***** Input records

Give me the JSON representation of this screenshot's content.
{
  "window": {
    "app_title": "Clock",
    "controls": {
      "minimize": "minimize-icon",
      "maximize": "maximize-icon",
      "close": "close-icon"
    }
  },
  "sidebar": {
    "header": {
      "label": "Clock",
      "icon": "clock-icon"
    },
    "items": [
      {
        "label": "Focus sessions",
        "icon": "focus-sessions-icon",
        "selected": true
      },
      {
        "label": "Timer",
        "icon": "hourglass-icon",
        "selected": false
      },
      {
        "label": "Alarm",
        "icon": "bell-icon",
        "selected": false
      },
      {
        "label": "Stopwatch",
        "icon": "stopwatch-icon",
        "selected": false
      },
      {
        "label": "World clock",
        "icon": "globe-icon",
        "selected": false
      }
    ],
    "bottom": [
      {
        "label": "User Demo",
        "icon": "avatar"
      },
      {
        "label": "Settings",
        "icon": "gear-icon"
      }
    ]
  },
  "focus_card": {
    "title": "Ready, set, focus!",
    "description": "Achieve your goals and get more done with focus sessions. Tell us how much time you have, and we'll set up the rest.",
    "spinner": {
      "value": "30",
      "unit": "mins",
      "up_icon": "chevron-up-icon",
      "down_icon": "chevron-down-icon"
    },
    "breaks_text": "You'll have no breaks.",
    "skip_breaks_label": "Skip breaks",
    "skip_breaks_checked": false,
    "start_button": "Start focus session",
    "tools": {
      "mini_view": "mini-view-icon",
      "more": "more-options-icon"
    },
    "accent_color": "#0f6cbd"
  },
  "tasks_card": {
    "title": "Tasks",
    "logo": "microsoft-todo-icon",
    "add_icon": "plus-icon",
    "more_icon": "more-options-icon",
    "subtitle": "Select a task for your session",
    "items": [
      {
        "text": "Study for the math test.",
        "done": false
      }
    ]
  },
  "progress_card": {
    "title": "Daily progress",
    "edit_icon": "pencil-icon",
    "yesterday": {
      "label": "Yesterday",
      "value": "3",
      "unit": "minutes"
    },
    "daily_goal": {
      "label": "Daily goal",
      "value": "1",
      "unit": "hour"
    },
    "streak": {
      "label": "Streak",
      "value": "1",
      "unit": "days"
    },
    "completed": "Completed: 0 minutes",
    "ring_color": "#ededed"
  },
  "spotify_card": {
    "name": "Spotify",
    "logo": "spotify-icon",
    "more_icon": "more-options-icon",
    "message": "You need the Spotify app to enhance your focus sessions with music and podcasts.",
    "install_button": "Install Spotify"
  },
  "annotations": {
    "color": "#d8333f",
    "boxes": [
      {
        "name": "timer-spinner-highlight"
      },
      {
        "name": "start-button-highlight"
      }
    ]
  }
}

**********

▸ Request
Extract all of the material exactly as it is written.

▸ Task output
Give me the JSON representation of this screenshot's content.
{
  "window": {
    "app_title": "Clock",
    "controls": {
      "minimize": "minimize-icon",
      "maximize": "maximize-icon",
      "close": "close-icon"
    }
  },
  "sidebar": {
    "header": {
      "label": "Clock",
      "icon": "clock-icon"
    },
    "items": [
      {
        "label": "Focus sessions",
        "icon": "focus-sessions-icon",
        "selected": true
      },
      {
        "label": "Timer",
        "icon": "hourglass-icon",
        "selected": false
      },
      {
        "label": "Alarm",
        "icon": "bell-icon",
        "selected": false
      },
      {
        "label": "Stopwatch",
        "icon": "stopwatch-icon",
        "selected": false
      },
      {
        "label": "World clock",
        "icon": "globe-icon",
        "selected": false
      }
    ],
    "bottom": [
      {
        "label": "User Demo",
        "icon": "avatar"
      },
      {
        "label": "Settings",
        "icon": "gear-icon"
      }
    ]
  },
  "focus_card": {
    "title": "Ready, set, focus!",
    "description": "Achieve your goals and get more done with focus sessions. Tell us how much time you have, and we'll set up the rest.",
    "spinner": {
      "value": "30",
      "unit": "mins",
      "up_icon": "chevron-up-icon",
      "down_icon": "chevron-down-icon"
    },
    "breaks_text": "You'll have no breaks.",
    "skip_breaks_label": "Skip breaks",
    "skip_breaks_checked": false,
    "start_button": "Start focus session",
    "tools": {
      "mini_view": "mini-view-icon",
      "more": "more-options-icon"
    },
    "accent_color": "#0f6cbd"
  },
  "tasks_card": {
    "title": "Tasks",
    "logo": "microsoft-todo-icon",
    "add_icon": "plus-icon",
    "more_icon": "more-options-icon",
    "subtitle": "Select a task for your session",
    "items": [
      {
        "text": "Study for the math test.",
        "done": false
      }
    ]
  },
  "progress_card": {
    "title": "Daily progress",
    "edit_icon": "pencil-icon",
    "yesterday": {
      "label": "Yesterday",
      "value": "3",
      "unit": "minutes"
    },
    "daily_goal": {
      "label": "Daily goal",
      "value": "1",
      "unit": "hour"
    },
    "streak": {
      "label": "Streak",
      "value": "1",
      "unit": "days"
    },
    "completed": "Completed: 0 minutes",
    "ring_color": "#ededed"
  },
  "spotify_card": {
    "name": "Spotify",
    "logo": "spotify-icon",
    "more_icon": "more-options-icon",
    "message": "You need the Spotify app to enhance your focus sessions with music and podcasts.",
    "install_button": "Install Spotify"
  },
  "annotations": {
    "color": "#d8333f",
    "boxes": [
      {
        "name": "timer-spinner-highlight"
      },
      {
        "name": "start-button-highlight"
      }
    ]
  }
}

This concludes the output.